The task: Copy every line of the records below that holds the word "MIOCARDIO".

** START OF Source material **

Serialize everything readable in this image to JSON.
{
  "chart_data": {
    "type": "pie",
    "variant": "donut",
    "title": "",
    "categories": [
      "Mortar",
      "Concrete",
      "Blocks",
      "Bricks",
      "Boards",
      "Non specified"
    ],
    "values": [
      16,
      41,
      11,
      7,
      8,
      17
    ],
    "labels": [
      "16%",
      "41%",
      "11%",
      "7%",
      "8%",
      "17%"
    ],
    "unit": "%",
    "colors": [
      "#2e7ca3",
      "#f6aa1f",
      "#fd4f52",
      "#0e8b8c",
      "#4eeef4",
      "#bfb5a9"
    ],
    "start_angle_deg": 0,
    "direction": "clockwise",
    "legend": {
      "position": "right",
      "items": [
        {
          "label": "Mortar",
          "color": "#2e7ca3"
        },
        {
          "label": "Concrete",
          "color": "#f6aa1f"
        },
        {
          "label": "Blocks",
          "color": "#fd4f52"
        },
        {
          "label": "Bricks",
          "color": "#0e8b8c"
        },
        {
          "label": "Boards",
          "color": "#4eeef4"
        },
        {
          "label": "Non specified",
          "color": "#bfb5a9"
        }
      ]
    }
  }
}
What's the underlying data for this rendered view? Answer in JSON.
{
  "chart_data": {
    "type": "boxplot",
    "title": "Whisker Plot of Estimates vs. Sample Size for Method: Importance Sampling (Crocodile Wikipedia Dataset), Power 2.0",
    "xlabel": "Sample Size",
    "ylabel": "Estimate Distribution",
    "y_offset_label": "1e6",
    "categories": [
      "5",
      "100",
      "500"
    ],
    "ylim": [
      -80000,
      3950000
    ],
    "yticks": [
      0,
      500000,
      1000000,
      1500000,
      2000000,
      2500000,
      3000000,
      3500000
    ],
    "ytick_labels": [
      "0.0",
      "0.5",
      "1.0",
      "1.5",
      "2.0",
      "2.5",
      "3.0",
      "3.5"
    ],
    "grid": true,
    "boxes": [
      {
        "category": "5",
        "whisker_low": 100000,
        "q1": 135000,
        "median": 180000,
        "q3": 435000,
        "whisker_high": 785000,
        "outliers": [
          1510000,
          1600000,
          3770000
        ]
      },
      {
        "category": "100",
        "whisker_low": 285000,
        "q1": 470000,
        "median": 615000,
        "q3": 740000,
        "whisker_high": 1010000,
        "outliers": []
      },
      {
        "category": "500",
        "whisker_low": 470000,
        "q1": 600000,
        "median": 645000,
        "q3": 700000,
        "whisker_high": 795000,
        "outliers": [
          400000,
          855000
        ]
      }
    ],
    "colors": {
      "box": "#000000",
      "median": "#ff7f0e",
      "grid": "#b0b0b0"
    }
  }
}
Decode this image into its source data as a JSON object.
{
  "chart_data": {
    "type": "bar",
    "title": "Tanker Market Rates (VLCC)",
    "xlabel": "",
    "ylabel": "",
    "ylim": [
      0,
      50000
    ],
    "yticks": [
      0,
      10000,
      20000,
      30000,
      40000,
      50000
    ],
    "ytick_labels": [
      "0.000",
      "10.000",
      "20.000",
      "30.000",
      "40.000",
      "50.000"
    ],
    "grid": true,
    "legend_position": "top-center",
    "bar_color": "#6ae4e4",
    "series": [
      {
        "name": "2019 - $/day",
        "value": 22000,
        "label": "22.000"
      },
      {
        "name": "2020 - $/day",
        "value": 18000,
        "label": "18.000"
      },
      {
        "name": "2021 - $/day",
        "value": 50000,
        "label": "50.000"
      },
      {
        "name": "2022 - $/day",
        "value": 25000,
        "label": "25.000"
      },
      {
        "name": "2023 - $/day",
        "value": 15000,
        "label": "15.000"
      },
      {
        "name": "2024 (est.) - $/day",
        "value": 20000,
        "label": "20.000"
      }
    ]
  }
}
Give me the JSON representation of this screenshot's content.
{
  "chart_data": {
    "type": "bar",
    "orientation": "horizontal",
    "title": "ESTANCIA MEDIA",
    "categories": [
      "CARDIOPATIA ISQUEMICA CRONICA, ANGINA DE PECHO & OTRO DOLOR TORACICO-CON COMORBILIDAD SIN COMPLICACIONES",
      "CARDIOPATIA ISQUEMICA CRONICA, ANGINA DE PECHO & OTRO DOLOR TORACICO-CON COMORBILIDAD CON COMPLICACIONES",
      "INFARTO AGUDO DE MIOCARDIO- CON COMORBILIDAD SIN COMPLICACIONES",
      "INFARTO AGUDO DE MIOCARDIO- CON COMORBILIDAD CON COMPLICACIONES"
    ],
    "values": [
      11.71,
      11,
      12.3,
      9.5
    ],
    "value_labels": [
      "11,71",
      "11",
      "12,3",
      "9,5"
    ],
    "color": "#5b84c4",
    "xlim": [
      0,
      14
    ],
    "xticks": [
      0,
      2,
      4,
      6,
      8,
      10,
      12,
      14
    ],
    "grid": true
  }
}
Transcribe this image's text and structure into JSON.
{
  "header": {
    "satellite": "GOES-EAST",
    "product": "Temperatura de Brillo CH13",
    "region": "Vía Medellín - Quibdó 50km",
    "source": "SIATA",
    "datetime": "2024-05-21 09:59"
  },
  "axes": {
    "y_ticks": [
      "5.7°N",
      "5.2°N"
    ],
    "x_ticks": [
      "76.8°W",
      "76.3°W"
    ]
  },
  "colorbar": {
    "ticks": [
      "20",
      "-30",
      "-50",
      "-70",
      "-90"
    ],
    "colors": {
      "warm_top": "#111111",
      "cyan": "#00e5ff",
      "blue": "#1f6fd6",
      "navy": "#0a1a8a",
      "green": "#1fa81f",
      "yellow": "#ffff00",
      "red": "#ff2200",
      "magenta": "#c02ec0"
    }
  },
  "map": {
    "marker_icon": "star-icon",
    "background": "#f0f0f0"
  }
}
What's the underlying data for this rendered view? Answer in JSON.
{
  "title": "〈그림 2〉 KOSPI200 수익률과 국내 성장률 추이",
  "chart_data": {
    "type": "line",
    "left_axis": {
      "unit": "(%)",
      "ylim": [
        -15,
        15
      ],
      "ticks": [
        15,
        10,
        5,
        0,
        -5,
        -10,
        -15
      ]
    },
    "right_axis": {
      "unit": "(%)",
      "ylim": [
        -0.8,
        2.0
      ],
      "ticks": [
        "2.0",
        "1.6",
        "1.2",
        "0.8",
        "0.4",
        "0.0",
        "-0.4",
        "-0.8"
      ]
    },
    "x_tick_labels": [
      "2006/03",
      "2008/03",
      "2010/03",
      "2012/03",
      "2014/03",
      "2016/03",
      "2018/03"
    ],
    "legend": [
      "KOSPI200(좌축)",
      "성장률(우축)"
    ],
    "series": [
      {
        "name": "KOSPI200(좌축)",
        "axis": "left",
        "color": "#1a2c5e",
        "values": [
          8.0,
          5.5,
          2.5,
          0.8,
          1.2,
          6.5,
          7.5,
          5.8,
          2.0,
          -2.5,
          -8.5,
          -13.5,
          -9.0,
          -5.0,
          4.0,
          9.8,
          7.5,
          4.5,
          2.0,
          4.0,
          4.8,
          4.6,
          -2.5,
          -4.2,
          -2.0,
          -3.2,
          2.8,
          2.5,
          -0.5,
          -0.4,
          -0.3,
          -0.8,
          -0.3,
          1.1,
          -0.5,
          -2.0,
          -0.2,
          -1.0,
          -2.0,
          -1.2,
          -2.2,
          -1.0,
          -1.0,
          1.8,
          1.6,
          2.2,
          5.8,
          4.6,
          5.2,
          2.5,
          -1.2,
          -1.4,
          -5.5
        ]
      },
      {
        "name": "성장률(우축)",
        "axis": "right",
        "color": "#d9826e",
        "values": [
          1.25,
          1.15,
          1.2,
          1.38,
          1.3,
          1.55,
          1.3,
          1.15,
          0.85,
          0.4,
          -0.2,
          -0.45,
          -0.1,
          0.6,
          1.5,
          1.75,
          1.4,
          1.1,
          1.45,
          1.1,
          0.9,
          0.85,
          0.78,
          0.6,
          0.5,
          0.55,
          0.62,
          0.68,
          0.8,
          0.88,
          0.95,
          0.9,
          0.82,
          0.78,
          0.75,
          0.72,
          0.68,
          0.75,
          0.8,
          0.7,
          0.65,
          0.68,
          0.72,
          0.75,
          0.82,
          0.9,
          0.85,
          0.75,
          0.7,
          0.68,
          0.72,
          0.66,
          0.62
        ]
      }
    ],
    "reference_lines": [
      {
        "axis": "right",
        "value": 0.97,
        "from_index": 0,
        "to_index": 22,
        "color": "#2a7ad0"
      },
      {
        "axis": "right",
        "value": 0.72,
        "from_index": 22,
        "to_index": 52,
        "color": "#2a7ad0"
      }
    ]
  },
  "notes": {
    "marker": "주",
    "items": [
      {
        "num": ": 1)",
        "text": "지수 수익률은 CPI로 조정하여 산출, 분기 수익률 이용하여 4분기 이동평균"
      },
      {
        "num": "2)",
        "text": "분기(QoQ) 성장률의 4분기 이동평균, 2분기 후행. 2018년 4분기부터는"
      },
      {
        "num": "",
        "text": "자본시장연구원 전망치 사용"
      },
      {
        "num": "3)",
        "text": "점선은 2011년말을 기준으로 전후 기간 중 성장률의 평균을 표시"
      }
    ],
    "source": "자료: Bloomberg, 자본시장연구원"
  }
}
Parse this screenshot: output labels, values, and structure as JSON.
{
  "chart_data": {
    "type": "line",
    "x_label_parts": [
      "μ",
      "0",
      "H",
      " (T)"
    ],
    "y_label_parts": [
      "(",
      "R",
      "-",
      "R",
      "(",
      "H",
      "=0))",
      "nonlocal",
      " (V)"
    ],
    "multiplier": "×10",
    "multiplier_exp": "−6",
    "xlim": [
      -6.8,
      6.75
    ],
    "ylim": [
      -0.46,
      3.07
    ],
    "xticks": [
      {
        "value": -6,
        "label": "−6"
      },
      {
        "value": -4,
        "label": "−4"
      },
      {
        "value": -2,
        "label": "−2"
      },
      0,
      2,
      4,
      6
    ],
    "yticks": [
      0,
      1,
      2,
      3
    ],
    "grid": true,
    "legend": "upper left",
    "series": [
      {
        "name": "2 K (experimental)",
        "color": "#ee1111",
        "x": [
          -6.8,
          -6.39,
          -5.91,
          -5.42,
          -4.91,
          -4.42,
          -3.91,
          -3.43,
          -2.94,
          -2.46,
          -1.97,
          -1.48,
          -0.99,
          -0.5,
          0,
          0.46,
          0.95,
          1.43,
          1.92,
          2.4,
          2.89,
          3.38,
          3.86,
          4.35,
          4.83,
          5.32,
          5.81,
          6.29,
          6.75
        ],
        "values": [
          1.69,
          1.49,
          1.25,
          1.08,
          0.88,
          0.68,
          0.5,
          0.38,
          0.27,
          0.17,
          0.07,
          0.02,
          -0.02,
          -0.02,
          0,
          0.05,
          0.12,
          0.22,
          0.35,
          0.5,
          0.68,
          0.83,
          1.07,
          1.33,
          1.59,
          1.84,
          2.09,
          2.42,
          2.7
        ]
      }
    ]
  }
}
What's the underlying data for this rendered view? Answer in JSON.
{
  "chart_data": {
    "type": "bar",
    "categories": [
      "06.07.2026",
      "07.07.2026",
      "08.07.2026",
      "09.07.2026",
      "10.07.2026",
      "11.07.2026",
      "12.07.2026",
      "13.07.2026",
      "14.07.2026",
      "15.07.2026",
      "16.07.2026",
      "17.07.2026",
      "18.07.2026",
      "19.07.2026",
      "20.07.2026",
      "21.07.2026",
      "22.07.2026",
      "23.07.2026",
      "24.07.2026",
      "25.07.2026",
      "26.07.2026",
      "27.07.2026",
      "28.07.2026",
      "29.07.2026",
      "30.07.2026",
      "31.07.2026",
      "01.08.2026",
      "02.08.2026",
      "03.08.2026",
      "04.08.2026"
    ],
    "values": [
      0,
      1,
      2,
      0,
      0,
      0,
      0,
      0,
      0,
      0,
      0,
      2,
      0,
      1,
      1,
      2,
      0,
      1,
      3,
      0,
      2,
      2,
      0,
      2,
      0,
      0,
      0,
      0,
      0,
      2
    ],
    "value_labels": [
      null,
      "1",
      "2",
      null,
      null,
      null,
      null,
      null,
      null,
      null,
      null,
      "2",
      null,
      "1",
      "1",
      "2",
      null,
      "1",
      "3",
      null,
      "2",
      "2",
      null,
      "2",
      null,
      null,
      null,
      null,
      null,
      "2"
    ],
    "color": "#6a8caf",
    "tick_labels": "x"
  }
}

** END OF Source material **

In response:
      "INFARTO AGUDO DE MIOCARDIO- CON COMORBILIDAD SIN COMPLICACIONES",
      "INFARTO AGUDO DE MIOCARDIO- CON COMORBILIDAD CON COMPLICACIONES"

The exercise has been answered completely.